▶ _Stated exercise_: The records that follow must be repeated verbatim, every one of them.

▶ _Raw data_:
_ _ _
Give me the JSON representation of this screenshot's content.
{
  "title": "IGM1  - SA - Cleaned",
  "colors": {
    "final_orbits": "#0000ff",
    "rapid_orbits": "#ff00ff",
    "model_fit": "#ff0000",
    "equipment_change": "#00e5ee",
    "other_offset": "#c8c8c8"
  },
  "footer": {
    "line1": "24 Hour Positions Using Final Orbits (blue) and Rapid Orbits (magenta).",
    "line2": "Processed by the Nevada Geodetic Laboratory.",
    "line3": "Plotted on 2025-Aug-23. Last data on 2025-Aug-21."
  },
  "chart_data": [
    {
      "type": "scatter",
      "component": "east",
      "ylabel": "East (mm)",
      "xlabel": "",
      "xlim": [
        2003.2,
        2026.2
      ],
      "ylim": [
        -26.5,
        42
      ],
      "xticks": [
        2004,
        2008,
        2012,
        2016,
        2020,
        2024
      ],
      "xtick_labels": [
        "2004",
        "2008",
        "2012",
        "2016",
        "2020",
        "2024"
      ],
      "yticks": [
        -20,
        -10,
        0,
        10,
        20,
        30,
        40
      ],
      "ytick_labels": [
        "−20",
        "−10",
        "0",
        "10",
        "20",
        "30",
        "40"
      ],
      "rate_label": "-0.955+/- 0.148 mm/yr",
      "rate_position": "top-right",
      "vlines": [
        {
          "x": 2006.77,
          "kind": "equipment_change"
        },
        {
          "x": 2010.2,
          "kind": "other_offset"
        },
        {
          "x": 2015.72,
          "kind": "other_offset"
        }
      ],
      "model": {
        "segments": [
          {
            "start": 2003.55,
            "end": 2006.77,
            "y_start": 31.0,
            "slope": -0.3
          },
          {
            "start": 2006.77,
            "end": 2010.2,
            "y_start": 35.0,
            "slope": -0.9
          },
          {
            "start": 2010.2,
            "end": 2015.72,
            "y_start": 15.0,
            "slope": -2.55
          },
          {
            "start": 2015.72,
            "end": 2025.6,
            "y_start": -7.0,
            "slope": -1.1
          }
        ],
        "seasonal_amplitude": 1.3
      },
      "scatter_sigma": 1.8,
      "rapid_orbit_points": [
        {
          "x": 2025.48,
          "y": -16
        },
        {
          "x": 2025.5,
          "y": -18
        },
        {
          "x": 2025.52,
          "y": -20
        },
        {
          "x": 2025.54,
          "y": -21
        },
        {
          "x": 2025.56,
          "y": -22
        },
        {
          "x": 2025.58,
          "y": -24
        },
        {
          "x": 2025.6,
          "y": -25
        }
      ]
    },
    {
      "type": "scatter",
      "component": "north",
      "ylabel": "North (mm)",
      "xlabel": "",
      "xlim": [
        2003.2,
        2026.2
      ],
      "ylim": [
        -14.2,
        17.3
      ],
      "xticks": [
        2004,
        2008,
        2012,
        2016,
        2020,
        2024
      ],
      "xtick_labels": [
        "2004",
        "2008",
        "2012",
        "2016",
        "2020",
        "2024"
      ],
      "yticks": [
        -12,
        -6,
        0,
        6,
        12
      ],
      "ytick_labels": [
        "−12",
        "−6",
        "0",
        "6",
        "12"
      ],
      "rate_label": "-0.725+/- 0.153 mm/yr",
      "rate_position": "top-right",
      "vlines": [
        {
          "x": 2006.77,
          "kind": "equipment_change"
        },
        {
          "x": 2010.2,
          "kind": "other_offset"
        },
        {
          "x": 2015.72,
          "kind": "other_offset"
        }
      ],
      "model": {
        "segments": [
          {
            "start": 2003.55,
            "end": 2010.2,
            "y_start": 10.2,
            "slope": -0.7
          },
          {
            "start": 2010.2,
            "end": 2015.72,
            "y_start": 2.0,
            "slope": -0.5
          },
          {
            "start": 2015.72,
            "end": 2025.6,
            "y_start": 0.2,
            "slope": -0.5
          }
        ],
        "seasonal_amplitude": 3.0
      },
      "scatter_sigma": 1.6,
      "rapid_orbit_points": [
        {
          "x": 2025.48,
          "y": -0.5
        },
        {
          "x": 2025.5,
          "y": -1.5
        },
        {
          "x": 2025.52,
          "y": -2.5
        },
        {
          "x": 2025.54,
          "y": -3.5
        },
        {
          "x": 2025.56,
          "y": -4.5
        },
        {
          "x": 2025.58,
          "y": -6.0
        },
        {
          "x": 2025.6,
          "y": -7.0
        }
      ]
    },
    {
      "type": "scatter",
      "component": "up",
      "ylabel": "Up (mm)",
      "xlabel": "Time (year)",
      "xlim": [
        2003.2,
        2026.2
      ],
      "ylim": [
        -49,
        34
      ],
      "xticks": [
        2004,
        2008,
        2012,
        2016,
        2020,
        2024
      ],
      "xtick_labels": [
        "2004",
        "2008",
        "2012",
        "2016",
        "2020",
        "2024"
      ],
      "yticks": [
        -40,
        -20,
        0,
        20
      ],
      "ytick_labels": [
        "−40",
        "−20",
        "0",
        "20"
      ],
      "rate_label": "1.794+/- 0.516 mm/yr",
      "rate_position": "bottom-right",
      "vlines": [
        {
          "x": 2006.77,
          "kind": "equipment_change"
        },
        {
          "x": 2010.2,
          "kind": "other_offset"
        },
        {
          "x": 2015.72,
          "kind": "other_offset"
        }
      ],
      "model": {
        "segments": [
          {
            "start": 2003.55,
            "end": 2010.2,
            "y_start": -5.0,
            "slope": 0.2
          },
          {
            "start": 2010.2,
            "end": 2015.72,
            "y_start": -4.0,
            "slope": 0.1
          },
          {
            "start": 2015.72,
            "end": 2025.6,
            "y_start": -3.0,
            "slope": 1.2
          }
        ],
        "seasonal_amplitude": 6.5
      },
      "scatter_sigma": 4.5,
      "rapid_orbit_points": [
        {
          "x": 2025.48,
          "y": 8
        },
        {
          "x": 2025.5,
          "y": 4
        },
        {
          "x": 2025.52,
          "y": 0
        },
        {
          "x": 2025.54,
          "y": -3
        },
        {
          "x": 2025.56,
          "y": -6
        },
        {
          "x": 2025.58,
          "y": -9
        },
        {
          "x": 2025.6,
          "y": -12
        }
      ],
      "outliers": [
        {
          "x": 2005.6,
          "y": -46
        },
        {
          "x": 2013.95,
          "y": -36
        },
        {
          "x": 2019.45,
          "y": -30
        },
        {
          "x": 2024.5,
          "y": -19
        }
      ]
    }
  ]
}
_ _ _
▶ _Answer to the exercise_:
Give me the JSON representation of this screenshot's content.
{
  "title": "IGM1  - SA - Cleaned",
  "colors": {
    "final_orbits": "#0000ff",
    "rapid_orbits": "#ff00ff",
    "model_fit": "#ff0000",
    "equipment_change": "#00e5ee",
    "other_offset": "#c8c8c8"
  },
  "footer": {
    "line1": "24 Hour Positions Using Final Orbits (blue) and Rapid Orbits (magenta).",
    "line2": "Processed by the Nevada Geodetic Laboratory.",
    "line3": "Plotted on 2025-Aug-23. Last data on 2025-Aug-21."
  },
  "chart_data": [
    {
      "type": "scatter",
      "component": "east",
      "ylabel": "East (mm)",
      "xlabel": "",
      "xlim": [
        2003.2,
        2026.2
      ],
      "ylim": [
        -26.5,
        42
      ],
      "xticks": [
        2004,
        2008,
        2012,
        2016,
        2020,
        2024
      ],
      "xtick_labels": [
        "2004",
        "2008",
        "2012",
        "2016",
        "2020",
        "2024"
      ],
      "yticks": [
        -20,
        -10,
        0,
        10,
        20,
        30,
        40
      ],
      "ytick_labels": [
        "−20",
        "−10",
        "0",
        "10",
        "20",
        "30",
        "40"
      ],
      "rate_label": "-0.955+/- 0.148 mm/yr",
      "rate_position": "top-right",
      "vlines": [
        {
          "x": 2006.77,
          "kind": "equipment_change"
        },
        {
          "x": 2010.2,
          "kind": "other_offset"
        },
        {
          "x": 2015.72,
          "kind": "other_offset"
        }
      ],
      "model": {
        "segments": [
          {
            "start": 2003.55,
            "end": 2006.77,
            "y_start": 31.0,
            "slope": -0.3
          },
          {
            "start": 2006.77,
            "end": 2010.2,
            "y_start": 35.0,
            "slope": -0.9
          },
          {
            "start": 2010.2,
            "end": 2015.72,
            "y_start": 15.0,
            "slope": -2.55
          },
          {
            "start": 2015.72,
            "end": 2025.6,
            "y_start": -7.0,
            "slope": -1.1
          }
        ],
        "seasonal_amplitude": 1.3
      },
      "scatter_sigma": 1.8,
      "rapid_orbit_points": [
        {
          "x": 2025.48,
          "y": -16
        },
        {
          "x": 2025.5,
          "y": -18
        },
        {
          "x": 2025.52,
          "y": -20
        },
        {
          "x": 2025.54,
          "y": -21
        },
        {
          "x": 2025.56,
          "y": -22
        },
        {
          "x": 2025.58,
          "y": -24
        },
        {
          "x": 2025.6,
          "y": -25
        }
      ]
    },
    {
      "type": "scatter",
      "component": "north",
      "ylabel": "North (mm)",
      "xlabel": "",
      "xlim": [
        2003.2,
        2026.2
      ],
      "ylim": [
        -14.2,
        17.3
      ],
      "xticks": [
        2004,
        2008,
        2012,
        2016,
        2020,
        2024
      ],
      "xtick_labels": [
        "2004",
        "2008",
        "2012",
        "2016",
        "2020",
        "2024"
      ],
      "yticks": [
        -12,
        -6,
        0,
        6,
        12
      ],
      "ytick_labels": [
        "−12",
        "−6",
        "0",
        "6",
        "12"
      ],
      "rate_label": "-0.725+/- 0.153 mm/yr",
      "rate_position": "top-right",
      "vlines": [
        {
          "x": 2006.77,
          "kind": "equipment_change"
        },
        {
          "x": 2010.2,
          "kind": "other_offset"
        },
        {
          "x": 2015.72,
          "kind": "other_offset"
        }
      ],
      "model": {
        "segments": [
          {
            "start": 2003.55,
            "end": 2010.2,
            "y_start": 10.2,
            "slope": -0.7
          },
          {
            "start": 2010.2,
            "end": 2015.72,
            "y_start": 2.0,
            "slope": -0.5
          },
          {
            "start": 2015.72,
            "end": 2025.6,
            "y_start": 0.2,
            "slope": -0.5
          }
        ],
        "seasonal_amplitude": 3.0
      },
      "scatter_sigma": 1.6,
      "rapid_orbit_points": [
        {
          "x": 2025.48,
          "y": -0.5
        },
        {
          "x": 2025.5,
          "y": -1.5
        },
        {
          "x": 2025.52,
          "y": -2.5
        },
        {
          "x": 2025.54,
          "y": -3.5
        },
        {
          "x": 2025.56,
          "y": -4.5
        },
        {
          "x": 2025.58,
          "y": -6.0
        },
        {
          "x": 2025.6,
          "y": -7.0
        }
      ]
    },
    {
      "type": "scatter",
      "component": "up",
      "ylabel": "Up (mm)",
      "xlabel": "Time (year)",
      "xlim": [
        2003.2,
        2026.2
      ],
      "ylim": [
        -49,
        34
      ],
      "xticks": [
        2004,
        2008,
        2012,
        2016,
        2020,
        2024
      ],
      "xtick_labels": [
        "2004",
        "2008",
        "2012",
        "2016",
        "2020",
        "2024"
      ],
      "yticks": [
        -40,
        -20,
        0,
        20
      ],
      "ytick_labels": [
        "−40",
        "−20",
        "0",
        "20"
      ],
      "rate_label": "1.794+/- 0.516 mm/yr",
      "rate_position": "bottom-right",
      "vlines": [
        {
          "x": 2006.77,
          "kind": "equipment_change"
        },
        {
          "x": 2010.2,
          "kind": "other_offset"
        },
        {
          "x": 2015.72,
          "kind": "other_offset"
        }
      ],
      "model": {
        "segments": [
          {
            "start": 2003.55,
            "end": 2010.2,
            "y_start": -5.0,
            "slope": 0.2
          },
          {
            "start": 2010.2,
            "end": 2015.72,
            "y_start": -4.0,
            "slope": 0.1
          },
          {
            "start": 2015.72,
            "end": 2025.6,
            "y_start": -3.0,
            "slope": 1.2
          }
        ],
        "seasonal_amplitude": 6.5
      },
      "scatter_sigma": 4.5,
      "rapid_orbit_points": [
        {
          "x": 2025.48,
          "y": 8
        },
        {
          "x": 2025.5,
          "y": 4
        },
        {
          "x": 2025.52,
          "y": 0
        },
        {
          "x": 2025.54,
          "y": -3
        },
        {
          "x": 2025.56,
          "y": -6
        },
        {
          "x": 2025.58,
          "y": -9
        },
        {
          "x": 2025.6,
          "y": -12
        }
      ],
      "outliers": [
        {
          "x": 2005.6,
          "y": -46
        },
        {
          "x": 2013.95,
          "y": -36
        },
        {
          "x": 2019.45,
          "y": -30
        },
        {
          "x": 2024.5,
          "y": -19
        }
      ]
    }
  ]
}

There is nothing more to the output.